INSTRUCTION >>
Check each line of the entries below for the string "title"; copy every line where it appears.
======== MATERIAL ========
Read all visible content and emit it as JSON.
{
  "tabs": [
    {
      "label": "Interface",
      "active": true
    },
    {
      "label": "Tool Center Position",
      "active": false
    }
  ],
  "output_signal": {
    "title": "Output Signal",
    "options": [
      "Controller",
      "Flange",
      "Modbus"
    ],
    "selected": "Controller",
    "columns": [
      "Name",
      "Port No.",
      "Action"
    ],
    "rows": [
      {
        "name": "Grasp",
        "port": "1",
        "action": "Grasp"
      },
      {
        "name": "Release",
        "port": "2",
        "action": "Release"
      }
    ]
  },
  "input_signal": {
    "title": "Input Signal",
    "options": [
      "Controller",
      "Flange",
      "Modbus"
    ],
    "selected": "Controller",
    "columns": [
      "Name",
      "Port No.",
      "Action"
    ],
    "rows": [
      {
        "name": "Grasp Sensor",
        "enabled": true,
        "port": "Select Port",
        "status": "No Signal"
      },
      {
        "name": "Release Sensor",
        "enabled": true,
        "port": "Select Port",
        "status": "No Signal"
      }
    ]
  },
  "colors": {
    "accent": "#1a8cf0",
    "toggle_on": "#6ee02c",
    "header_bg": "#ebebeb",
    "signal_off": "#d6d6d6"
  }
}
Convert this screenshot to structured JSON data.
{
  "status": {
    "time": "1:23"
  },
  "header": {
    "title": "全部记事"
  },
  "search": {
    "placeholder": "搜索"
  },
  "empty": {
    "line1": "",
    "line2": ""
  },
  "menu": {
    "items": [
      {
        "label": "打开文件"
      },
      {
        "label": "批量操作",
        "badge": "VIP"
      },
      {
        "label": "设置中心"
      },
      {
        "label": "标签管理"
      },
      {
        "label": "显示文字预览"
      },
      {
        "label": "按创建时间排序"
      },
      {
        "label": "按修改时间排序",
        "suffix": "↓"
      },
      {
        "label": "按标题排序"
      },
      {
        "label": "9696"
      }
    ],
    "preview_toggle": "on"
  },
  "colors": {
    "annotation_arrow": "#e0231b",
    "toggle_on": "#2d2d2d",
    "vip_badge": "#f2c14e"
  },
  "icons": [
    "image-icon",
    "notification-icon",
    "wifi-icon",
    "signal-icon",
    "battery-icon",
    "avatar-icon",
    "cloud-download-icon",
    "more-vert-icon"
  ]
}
========
======== MATERIAL ========
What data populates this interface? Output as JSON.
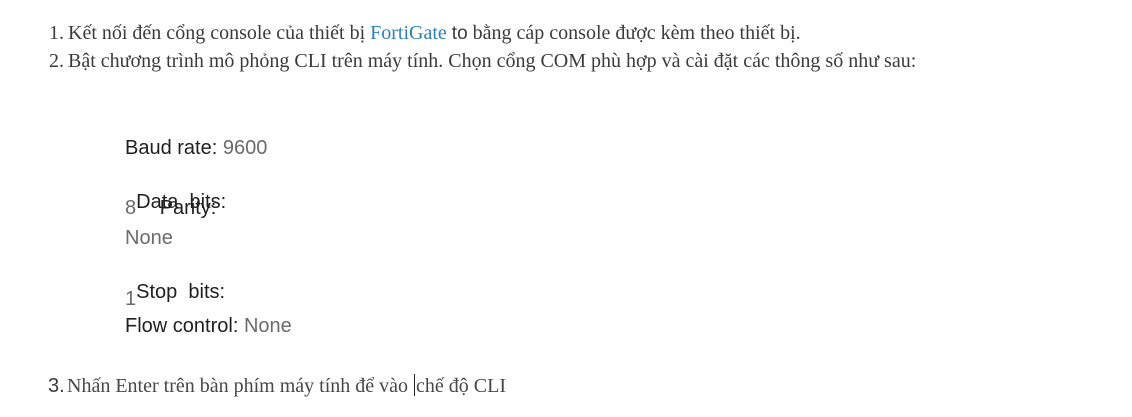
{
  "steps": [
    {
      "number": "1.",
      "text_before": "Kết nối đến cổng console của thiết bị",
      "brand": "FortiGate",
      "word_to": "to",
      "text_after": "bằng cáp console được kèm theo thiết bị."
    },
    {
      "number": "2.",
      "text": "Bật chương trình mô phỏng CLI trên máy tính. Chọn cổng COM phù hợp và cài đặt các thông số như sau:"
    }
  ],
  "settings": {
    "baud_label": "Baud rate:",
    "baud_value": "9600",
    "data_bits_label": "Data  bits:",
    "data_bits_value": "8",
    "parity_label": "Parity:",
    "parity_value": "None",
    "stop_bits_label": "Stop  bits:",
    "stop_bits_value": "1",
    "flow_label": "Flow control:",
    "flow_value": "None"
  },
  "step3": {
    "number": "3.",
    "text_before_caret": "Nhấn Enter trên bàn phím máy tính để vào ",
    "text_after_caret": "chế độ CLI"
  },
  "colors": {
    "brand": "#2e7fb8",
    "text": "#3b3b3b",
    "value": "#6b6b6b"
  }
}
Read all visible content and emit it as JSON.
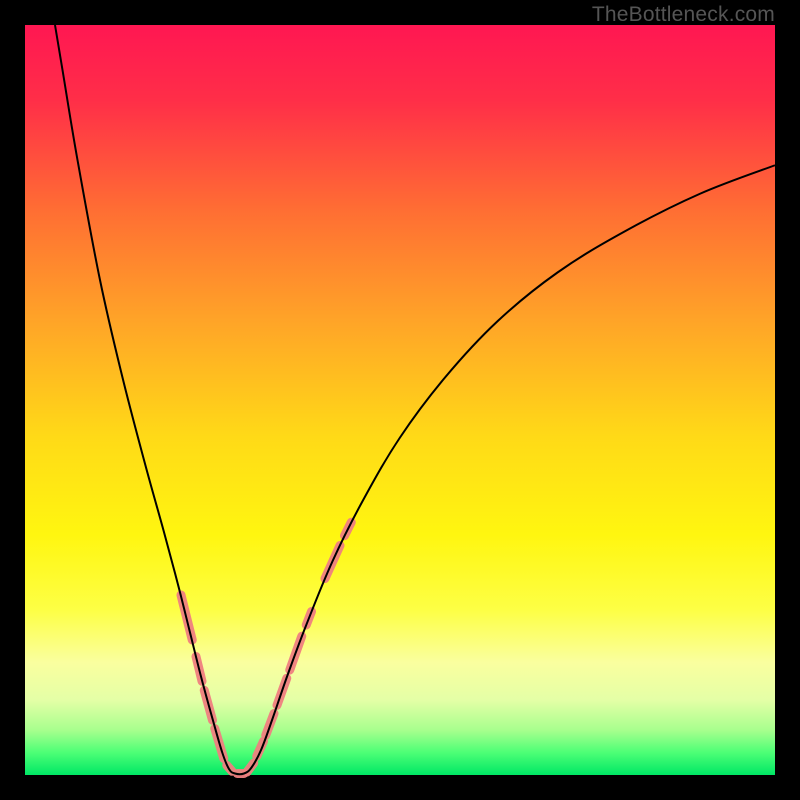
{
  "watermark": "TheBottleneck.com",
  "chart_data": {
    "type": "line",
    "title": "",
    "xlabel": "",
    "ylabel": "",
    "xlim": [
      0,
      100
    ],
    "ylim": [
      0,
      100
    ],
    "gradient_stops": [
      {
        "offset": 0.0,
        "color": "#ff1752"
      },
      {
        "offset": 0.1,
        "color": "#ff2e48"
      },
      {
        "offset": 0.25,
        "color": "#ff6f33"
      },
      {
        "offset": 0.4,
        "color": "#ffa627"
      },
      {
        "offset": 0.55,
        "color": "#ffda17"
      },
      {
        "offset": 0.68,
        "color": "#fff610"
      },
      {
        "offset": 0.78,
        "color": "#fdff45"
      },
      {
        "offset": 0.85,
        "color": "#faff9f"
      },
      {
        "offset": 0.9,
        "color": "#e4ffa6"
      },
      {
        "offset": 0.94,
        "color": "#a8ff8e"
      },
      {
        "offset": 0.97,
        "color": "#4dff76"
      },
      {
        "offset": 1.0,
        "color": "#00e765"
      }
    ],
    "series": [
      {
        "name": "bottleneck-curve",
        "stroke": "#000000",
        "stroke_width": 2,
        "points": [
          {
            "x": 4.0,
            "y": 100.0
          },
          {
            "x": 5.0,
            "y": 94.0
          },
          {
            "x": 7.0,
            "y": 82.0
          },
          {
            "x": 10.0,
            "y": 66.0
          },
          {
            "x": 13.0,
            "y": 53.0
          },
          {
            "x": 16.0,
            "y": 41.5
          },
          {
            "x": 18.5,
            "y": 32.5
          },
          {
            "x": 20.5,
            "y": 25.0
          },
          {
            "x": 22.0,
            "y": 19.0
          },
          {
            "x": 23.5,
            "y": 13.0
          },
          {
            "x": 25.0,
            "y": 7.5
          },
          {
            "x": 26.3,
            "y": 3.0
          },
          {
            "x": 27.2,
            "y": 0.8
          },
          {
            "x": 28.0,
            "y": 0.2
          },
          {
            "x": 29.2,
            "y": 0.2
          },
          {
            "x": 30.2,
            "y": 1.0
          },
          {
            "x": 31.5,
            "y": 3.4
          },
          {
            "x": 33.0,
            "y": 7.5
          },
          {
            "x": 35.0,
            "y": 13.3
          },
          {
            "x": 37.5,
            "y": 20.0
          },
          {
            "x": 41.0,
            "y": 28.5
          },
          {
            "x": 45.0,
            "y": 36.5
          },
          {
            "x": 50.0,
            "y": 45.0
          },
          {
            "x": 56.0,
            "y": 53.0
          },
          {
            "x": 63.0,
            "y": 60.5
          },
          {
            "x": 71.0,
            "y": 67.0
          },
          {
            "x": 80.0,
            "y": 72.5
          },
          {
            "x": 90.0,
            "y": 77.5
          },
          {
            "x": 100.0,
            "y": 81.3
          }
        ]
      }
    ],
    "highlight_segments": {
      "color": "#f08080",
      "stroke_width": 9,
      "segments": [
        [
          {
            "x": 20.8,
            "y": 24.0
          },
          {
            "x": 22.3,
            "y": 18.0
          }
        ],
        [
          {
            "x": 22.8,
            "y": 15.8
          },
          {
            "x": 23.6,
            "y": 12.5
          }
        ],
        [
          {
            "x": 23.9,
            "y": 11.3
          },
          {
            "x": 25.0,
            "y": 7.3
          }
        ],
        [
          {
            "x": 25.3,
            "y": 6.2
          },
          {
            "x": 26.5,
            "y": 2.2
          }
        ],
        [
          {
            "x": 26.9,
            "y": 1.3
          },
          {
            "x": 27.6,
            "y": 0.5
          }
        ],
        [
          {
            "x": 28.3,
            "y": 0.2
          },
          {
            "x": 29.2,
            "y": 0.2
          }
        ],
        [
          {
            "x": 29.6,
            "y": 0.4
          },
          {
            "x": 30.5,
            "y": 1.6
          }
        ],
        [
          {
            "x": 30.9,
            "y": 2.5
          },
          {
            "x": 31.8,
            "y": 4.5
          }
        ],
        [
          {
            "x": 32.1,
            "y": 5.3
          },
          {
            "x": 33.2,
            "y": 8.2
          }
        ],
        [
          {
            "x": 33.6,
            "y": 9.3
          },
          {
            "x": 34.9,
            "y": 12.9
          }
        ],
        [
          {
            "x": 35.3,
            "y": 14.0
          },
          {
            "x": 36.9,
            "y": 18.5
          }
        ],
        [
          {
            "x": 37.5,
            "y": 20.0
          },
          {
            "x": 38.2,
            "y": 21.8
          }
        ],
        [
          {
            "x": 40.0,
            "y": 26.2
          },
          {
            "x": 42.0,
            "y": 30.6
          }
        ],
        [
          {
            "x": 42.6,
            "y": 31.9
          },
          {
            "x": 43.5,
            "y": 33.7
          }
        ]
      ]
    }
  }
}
========
TASK ANSWER >>
    "title": "Output Signal",
    "title": "Input Signal",
    "title": "全部记事"
    "title": "",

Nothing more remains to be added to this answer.